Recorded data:
**********

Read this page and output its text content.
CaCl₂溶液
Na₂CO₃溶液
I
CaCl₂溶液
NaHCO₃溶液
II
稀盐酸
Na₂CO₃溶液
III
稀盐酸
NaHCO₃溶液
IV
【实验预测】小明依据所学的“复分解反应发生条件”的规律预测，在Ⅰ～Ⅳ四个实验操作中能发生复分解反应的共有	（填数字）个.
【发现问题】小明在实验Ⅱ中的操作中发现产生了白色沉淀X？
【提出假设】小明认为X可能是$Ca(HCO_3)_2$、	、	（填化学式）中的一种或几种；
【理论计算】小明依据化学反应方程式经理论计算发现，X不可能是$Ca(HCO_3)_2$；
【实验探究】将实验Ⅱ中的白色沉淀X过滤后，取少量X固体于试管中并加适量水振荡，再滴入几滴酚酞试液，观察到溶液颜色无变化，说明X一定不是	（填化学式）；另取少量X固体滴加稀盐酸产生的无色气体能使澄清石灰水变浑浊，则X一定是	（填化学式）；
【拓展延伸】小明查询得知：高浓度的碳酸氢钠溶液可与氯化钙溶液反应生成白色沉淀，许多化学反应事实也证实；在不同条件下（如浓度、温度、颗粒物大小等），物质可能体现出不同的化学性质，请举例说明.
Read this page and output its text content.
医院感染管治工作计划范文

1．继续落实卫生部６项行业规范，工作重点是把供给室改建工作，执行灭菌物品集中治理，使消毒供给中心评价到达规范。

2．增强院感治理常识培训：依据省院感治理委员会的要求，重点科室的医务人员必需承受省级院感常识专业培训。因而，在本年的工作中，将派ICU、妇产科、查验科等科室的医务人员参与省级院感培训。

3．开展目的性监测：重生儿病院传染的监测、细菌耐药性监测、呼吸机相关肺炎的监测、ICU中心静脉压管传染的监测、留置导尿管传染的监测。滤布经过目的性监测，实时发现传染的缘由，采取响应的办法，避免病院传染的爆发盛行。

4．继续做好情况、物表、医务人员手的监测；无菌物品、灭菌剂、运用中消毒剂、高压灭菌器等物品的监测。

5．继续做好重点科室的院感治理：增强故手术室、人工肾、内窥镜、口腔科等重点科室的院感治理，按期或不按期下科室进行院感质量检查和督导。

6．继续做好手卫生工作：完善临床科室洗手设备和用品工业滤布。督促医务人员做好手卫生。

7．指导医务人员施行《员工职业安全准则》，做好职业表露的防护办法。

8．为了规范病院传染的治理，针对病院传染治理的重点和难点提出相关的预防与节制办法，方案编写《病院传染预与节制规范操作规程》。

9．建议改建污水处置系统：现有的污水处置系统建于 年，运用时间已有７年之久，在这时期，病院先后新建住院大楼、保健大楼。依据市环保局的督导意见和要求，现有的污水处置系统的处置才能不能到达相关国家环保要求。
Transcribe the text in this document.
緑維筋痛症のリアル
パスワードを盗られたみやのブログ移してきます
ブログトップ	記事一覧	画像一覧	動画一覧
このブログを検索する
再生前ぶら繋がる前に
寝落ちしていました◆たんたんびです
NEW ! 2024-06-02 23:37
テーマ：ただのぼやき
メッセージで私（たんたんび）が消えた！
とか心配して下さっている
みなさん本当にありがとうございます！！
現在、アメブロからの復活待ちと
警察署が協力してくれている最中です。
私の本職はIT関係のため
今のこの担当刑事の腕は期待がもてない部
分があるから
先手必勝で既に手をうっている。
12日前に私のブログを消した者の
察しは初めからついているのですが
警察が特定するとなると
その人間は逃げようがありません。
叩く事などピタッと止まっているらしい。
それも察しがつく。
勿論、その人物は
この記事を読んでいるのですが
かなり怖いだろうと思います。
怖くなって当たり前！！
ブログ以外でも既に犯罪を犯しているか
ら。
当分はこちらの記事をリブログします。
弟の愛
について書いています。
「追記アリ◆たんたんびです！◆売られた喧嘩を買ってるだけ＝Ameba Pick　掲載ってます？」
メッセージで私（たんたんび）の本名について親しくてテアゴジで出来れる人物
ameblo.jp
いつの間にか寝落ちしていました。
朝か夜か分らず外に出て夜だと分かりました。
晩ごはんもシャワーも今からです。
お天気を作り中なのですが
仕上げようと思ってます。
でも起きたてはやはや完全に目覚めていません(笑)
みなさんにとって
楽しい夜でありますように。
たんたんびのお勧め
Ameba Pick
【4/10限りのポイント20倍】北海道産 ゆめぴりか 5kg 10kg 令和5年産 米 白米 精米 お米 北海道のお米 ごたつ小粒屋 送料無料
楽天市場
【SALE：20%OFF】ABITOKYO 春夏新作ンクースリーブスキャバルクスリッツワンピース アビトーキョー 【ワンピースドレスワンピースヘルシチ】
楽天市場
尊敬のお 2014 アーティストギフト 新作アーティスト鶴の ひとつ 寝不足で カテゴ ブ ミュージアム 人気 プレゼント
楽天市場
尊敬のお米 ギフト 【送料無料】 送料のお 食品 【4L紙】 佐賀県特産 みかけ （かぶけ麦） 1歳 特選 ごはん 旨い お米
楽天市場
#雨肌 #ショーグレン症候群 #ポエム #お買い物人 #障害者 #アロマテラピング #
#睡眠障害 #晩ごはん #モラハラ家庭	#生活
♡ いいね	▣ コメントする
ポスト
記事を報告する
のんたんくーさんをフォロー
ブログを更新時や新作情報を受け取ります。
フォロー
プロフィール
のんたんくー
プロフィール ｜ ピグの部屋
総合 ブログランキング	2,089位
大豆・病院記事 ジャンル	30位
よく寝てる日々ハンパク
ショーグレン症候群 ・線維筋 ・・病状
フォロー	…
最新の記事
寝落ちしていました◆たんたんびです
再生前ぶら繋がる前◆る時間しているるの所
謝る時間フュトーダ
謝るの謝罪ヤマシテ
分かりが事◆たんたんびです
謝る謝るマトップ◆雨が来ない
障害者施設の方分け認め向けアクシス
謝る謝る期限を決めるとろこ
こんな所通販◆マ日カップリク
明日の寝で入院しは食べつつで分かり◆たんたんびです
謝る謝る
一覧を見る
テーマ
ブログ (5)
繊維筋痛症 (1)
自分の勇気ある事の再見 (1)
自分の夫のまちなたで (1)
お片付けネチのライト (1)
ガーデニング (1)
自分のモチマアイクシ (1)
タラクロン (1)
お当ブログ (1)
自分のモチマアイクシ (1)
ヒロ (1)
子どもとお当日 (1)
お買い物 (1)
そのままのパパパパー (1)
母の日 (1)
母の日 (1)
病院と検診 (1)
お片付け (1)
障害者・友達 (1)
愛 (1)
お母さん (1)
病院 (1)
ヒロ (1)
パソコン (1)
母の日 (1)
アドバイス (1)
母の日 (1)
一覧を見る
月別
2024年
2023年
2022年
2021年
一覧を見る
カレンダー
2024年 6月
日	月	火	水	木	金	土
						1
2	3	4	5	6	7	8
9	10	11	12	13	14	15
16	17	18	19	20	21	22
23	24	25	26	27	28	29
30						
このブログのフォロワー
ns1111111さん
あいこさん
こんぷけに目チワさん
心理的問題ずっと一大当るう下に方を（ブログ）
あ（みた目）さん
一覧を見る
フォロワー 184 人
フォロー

**********

*Work to complete:*
Your task is to extract all of the records exactly.

*Exercise solution:*
Read this page and output its text content.
CaCl₂溶液
Na₂CO₃溶液
I
CaCl₂溶液
NaHCO₃溶液
II
稀盐酸
Na₂CO₃溶液
III
稀盐酸
NaHCO₃溶液
IV
【实验预测】小明依据所学的“复分解反应发生条件”的规律预测，在Ⅰ～Ⅳ四个实验操作中能发生复分解反应的共有	（填数字）个.
【发现问题】小明在实验Ⅱ中的操作中发现产生了白色沉淀X？
【提出假设】小明认为X可能是$Ca(HCO_3)_2$、	、	（填化学式）中的一种或几种；
【理论计算】小明依据化学反应方程式经理论计算发现，X不可能是$Ca(HCO_3)_2$；
【实验探究】将实验Ⅱ中的白色沉淀X过滤后，取少量X固体于试管中并加适量水振荡，再滴入几滴酚酞试液，观察到溶液颜色无变化，说明X一定不是	（填化学式）；另取少量X固体滴加稀盐酸产生的无色气体能使澄清石灰水变浑浊，则X一定是	（填化学式）；
【拓展延伸】小明查询得知：高浓度的碳酸氢钠溶液可与氯化钙溶液反应生成白色沉淀，许多化学反应事实也证实；在不同条件下（如浓度、温度、颗粒物大小等），物质可能体现出不同的化学性质，请举例说明.
Read this page and output its text content.
医院感染管治工作计划范文

1．继续落实卫生部６项行业规范，工作重点是把供给室改建工作，执行灭菌物品集中治理，使消毒供给中心评价到达规范。

2．增强院感治理常识培训：依据省院感治理委员会的要求，重点科室的医务人员必需承受省级院感常识专业培训。因而，在本年的工作中，将派ICU、妇产科、查验科等科室的医务人员参与省级院感培训。

3．开展目的性监测：重生儿病院传染的监测、细菌耐药性监测、呼吸机相关肺炎的监测、ICU中心静脉压管传染的监测、留置导尿管传染的监测。滤布经过目的性监测，实时发现传染的缘由，采取响应的办法，避免病院传染的爆发盛行。

4．继续做好情况、物表、医务人员手的监测；无菌物品、灭菌剂、运用中消毒剂、高压灭菌器等物品的监测。

5．继续做好重点科室的院感治理：增强故手术室、人工肾、内窥镜、口腔科等重点科室的院感治理，按期或不按期下科室进行院感质量检查和督导。

6．继续做好手卫生工作：完善临床科室洗手设备和用品工业滤布。督促医务人员做好手卫生。

7．指导医务人员施行《员工职业安全准则》，做好职业表露的防护办法。

8．为了规范病院传染的治理，针对病院传染治理的重点和难点提出相关的预防与节制办法，方案编写《病院传染预与节制规范操作规程》。

9．建议改建污水处置系统：现有的污水处置系统建于 年，运用时间已有７年之久，在这时期，病院先后新建住院大楼、保健大楼。依据市环保局的督导意见和要求，现有的污水处置系统的处置才能不能到达相关国家环保要求。
Transcribe the text in this document.
緑維筋痛症のリアル
パスワードを盗られたみやのブログ移してきます
ブログトップ	記事一覧	画像一覧	動画一覧
このブログを検索する
再生前ぶら繋がる前に
寝落ちしていました◆たんたんびです
NEW ! 2024-06-02 23:37
テーマ：ただのぼやき
メッセージで私（たんたんび）が消えた！
とか心配して下さっている
みなさん本当にありがとうございます！！
現在、アメブロからの復活待ちと
警察署が協力してくれている最中です。
私の本職はIT関係のため
今のこの担当刑事の腕は期待がもてない部
分があるから
先手必勝で既に手をうっている。
12日前に私のブログを消した者の
察しは初めからついているのですが
警察が特定するとなると
その人間は逃げようがありません。
叩く事などピタッと止まっているらしい。
それも察しがつく。
勿論、その人物は
この記事を読んでいるのですが
かなり怖いだろうと思います。
怖くなって当たり前！！
ブログ以外でも既に犯罪を犯しているか
ら。
当分はこちらの記事をリブログします。
弟の愛
について書いています。
「追記アリ◆たんたんびです！◆売られた喧嘩を買ってるだけ＝Ameba Pick　掲載ってます？」
メッセージで私（たんたんび）の本名について親しくてテアゴジで出来れる人物
ameblo.jp
いつの間にか寝落ちしていました。
朝か夜か分らず外に出て夜だと分かりました。
晩ごはんもシャワーも今からです。
お天気を作り中なのですが
仕上げようと思ってます。
でも起きたてはやはや完全に目覚めていません(笑)
みなさんにとって
楽しい夜でありますように。
たんたんびのお勧め
Ameba Pick
【4/10限りのポイント20倍】北海道産 ゆめぴりか 5kg 10kg 令和5年産 米 白米 精米 お米 北海道のお米 ごたつ小粒屋 送料無料
楽天市場
【SALE：20%OFF】ABITOKYO 春夏新作ンクースリーブスキャバルクスリッツワンピース アビトーキョー 【ワンピースドレスワンピースヘルシチ】
楽天市場
尊敬のお 2014 アーティストギフト 新作アーティスト鶴の ひとつ 寝不足で カテゴ ブ ミュージアム 人気 プレゼント
楽天市場
尊敬のお米 ギフト 【送料無料】 送料のお 食品 【4L紙】 佐賀県特産 みかけ （かぶけ麦） 1歳 特選 ごはん 旨い お米
楽天市場
#雨肌 #ショーグレン症候群 #ポエム #お買い物人 #障害者 #アロマテラピング #
#睡眠障害 #晩ごはん #モラハラ家庭	#生活
♡ いいね	▣ コメントする
ポスト
記事を報告する
のんたんくーさんをフォロー
ブログを更新時や新作情報を受け取ります。
フォロー
プロフィール
のんたんくー
プロフィール ｜ ピグの部屋
総合 ブログランキング	2,089位
大豆・病院記事 ジャンル	30位
よく寝てる日々ハンパク
ショーグレン症候群 ・線維筋 ・・病状
フォロー	…
最新の記事
寝落ちしていました◆たんたんびです
再生前ぶら繋がる前◆る時間しているるの所
謝る時間フュトーダ
謝るの謝罪ヤマシテ
分かりが事◆たんたんびです
謝る謝るマトップ◆雨が来ない
障害者施設の方分け認め向けアクシス
謝る謝る期限を決めるとろこ
こんな所通販◆マ日カップリク
明日の寝で入院しは食べつつで分かり◆たんたんびです
謝る謝る
一覧を見る
テーマ
ブログ (5)
繊維筋痛症 (1)
自分の勇気ある事の再見 (1)
自分の夫のまちなたで (1)
お片付けネチのライト (1)
ガーデニング (1)
自分のモチマアイクシ (1)
タラクロン (1)
お当ブログ (1)
自分のモチマアイクシ (1)
ヒロ (1)
子どもとお当日 (1)
お買い物 (1)
そのままのパパパパー (1)
母の日 (1)
母の日 (1)
病院と検診 (1)
お片付け (1)
障害者・友達 (1)
愛 (1)
お母さん (1)
病院 (1)
ヒロ (1)
パソコン (1)
母の日 (1)
アドバイス (1)
母の日 (1)
一覧を見る
月別
2024年
2023年
2022年
2021年
一覧を見る
カレンダー
2024年 6月
日	月	火	水	木	金	土
						1
2	3	4	5	6	7	8
9	10	11	12	13	14	15
16	17	18	19	20	21	22
23	24	25	26	27	28	29
30						
このブログのフォロワー
ns1111111さん
あいこさん
こんぷけに目チワさん
心理的問題ずっと一大当るう下に方を（ブログ）
あ（みた目）さん
一覧を見る
フォロワー 184 人
フォロー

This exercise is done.